### JOB
Copy each line in which the string "JSON" occurs.

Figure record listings

# # # #

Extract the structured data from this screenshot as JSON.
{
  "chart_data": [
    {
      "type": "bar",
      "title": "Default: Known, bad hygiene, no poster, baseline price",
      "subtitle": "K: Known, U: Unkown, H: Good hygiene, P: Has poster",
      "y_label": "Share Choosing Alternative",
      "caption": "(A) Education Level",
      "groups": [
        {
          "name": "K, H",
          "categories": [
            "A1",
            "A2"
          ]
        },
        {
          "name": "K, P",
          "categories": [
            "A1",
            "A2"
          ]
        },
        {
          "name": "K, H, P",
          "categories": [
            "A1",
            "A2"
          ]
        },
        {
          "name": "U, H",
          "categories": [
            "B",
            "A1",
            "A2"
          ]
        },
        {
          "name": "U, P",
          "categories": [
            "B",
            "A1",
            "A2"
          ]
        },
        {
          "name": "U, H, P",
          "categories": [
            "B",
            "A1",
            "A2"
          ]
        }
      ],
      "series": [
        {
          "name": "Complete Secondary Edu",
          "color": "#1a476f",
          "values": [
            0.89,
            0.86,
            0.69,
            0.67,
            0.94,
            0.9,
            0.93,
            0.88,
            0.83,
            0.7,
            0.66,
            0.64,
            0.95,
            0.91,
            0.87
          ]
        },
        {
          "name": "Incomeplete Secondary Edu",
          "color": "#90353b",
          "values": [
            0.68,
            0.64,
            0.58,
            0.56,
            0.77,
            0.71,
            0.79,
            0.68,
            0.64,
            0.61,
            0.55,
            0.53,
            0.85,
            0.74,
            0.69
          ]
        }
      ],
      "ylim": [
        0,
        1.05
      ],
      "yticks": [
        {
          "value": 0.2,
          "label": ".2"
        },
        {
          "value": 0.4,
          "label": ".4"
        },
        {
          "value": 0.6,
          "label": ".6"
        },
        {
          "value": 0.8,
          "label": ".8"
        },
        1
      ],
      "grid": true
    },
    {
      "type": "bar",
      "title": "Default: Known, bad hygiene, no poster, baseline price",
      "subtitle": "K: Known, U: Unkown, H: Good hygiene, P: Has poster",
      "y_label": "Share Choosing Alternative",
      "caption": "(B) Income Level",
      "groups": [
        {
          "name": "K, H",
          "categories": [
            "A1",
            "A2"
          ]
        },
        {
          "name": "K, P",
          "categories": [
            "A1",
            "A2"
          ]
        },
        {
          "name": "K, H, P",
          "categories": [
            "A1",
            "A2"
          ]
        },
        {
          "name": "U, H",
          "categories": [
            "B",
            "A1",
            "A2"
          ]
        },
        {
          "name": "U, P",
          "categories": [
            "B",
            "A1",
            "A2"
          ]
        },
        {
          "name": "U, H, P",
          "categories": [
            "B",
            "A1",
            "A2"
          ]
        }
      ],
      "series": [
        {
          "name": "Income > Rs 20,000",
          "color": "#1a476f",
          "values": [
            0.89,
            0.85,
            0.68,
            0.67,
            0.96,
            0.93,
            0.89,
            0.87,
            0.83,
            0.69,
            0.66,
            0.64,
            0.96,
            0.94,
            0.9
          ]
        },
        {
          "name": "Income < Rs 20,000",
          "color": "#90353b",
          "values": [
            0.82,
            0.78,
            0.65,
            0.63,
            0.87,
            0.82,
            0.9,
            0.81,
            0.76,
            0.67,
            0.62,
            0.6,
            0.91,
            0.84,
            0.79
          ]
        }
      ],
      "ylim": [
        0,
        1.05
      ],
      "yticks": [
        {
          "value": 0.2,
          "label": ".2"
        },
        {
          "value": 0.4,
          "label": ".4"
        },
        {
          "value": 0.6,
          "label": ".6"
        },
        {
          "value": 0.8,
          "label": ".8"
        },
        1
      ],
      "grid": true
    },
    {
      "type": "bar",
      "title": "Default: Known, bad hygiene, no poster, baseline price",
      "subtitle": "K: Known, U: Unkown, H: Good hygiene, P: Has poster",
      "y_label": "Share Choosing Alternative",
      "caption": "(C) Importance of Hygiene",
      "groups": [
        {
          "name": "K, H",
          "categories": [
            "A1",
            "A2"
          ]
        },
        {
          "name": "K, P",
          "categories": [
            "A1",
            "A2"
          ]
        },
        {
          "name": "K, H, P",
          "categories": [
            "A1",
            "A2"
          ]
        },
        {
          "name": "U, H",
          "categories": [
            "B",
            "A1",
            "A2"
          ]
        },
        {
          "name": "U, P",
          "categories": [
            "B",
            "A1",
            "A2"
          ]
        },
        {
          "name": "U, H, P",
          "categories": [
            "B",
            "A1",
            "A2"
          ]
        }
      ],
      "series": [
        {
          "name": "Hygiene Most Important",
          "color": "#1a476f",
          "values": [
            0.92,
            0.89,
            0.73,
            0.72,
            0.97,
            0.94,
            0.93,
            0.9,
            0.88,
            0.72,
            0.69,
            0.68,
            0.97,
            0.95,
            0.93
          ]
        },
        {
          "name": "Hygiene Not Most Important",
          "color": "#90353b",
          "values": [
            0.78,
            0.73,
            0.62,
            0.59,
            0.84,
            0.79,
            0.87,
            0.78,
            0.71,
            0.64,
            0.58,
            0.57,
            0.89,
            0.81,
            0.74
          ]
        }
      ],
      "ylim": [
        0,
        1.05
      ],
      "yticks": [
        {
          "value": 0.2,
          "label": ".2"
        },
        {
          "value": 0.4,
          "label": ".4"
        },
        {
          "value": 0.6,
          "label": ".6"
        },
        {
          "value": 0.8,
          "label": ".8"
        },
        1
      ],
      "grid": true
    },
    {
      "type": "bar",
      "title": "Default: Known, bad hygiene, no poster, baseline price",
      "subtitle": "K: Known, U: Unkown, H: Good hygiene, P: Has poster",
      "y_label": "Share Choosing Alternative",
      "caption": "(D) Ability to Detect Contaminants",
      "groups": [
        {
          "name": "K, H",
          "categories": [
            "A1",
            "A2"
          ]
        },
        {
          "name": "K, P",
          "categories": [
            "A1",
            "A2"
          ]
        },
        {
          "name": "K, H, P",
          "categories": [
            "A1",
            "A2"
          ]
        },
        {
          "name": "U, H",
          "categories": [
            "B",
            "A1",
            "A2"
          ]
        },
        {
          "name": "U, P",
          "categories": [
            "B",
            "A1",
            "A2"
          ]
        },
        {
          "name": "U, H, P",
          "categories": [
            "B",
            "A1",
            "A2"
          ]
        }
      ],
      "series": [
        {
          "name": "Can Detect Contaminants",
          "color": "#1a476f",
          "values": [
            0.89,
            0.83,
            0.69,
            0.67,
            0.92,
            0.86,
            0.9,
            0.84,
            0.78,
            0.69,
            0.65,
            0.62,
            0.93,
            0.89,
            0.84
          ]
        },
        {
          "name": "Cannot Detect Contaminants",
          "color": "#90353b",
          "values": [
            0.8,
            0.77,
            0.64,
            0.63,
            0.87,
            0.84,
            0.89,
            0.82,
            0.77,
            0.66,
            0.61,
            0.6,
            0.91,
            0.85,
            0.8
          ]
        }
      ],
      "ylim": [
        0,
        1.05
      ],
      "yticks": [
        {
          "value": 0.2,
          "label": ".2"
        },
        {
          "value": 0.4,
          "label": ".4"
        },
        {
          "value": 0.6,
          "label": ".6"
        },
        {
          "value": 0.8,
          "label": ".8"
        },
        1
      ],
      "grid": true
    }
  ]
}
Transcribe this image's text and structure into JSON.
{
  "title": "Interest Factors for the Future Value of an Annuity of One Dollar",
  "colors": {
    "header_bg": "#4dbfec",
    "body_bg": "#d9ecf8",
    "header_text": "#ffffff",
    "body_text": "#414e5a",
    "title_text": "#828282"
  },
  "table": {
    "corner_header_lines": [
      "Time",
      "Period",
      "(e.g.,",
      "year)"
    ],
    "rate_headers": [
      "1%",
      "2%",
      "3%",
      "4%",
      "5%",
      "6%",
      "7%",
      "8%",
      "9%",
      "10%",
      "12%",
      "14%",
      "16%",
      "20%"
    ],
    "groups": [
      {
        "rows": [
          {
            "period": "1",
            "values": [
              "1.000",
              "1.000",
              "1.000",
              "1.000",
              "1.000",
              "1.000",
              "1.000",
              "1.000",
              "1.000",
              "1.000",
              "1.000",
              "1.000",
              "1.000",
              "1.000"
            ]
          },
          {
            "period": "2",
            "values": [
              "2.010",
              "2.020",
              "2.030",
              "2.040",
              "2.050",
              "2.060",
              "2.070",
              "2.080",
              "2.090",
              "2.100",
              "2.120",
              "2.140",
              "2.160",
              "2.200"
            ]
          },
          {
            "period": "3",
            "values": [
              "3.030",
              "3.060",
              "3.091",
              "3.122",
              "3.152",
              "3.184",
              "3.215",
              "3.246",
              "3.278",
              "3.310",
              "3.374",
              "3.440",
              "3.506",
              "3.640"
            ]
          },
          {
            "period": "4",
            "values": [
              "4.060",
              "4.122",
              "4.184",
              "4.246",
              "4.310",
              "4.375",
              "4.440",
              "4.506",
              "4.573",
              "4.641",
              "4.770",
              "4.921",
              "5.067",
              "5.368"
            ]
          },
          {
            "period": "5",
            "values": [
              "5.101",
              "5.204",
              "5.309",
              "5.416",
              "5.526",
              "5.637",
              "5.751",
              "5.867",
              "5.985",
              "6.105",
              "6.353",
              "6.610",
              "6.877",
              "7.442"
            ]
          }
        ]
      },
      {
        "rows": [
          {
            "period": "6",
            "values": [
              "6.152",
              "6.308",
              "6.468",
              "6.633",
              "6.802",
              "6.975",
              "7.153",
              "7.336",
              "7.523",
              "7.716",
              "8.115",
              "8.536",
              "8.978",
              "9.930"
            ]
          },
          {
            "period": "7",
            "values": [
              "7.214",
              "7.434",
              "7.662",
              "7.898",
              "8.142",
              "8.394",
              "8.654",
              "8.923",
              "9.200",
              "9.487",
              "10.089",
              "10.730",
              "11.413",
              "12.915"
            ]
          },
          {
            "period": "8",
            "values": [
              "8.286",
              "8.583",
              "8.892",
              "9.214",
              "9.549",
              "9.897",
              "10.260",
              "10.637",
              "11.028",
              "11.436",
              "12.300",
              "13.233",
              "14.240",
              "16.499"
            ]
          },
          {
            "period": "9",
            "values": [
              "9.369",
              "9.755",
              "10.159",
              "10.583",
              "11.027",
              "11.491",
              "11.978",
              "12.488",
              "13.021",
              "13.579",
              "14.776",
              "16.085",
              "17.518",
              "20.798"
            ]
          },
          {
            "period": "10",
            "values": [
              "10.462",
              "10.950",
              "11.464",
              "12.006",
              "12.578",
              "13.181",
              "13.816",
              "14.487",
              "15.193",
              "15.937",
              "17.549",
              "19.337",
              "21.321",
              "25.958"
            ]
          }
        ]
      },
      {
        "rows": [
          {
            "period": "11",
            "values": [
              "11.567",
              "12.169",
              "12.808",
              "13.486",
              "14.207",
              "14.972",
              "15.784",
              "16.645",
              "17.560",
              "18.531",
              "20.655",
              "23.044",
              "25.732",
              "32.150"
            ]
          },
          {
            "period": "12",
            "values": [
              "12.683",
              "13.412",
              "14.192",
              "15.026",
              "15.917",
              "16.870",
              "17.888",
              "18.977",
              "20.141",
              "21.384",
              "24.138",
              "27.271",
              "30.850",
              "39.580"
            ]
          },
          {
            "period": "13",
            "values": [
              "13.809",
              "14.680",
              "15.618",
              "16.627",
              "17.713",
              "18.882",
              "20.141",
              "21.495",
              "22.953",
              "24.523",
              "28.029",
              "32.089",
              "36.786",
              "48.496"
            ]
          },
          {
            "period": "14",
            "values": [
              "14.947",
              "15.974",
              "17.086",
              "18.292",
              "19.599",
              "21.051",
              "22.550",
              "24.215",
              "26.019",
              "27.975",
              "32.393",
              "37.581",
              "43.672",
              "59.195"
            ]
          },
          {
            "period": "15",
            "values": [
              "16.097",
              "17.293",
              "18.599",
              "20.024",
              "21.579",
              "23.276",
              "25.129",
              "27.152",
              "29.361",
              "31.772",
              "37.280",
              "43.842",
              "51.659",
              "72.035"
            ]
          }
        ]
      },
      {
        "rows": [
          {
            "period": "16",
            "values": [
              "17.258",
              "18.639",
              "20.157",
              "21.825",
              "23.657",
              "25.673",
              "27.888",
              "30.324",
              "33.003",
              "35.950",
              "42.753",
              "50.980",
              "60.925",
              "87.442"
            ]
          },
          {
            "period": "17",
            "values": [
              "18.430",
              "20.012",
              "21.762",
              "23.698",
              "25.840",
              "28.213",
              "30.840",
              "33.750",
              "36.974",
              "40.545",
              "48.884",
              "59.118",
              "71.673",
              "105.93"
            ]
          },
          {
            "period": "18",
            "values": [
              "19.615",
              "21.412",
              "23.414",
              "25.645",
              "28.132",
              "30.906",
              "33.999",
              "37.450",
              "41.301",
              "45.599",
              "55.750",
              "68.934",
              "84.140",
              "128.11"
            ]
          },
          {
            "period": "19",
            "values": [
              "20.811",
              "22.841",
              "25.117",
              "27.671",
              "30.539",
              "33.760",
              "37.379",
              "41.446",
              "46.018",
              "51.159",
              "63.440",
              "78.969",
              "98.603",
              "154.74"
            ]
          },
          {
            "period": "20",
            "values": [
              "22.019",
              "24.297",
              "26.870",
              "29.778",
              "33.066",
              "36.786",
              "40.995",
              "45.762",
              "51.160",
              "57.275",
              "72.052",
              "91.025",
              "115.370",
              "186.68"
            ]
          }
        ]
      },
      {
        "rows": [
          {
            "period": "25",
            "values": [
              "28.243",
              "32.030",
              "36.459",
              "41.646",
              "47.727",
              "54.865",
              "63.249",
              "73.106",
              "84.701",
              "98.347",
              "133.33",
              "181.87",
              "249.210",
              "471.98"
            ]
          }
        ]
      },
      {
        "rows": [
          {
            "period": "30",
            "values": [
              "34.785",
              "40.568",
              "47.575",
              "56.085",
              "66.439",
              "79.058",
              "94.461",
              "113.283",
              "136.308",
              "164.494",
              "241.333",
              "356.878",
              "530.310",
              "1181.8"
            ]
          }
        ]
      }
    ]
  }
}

# # # #

### ANSWER BELOW
Extract the structured data from this screenshot as JSON.
Transcribe this image's text and structure into JSON.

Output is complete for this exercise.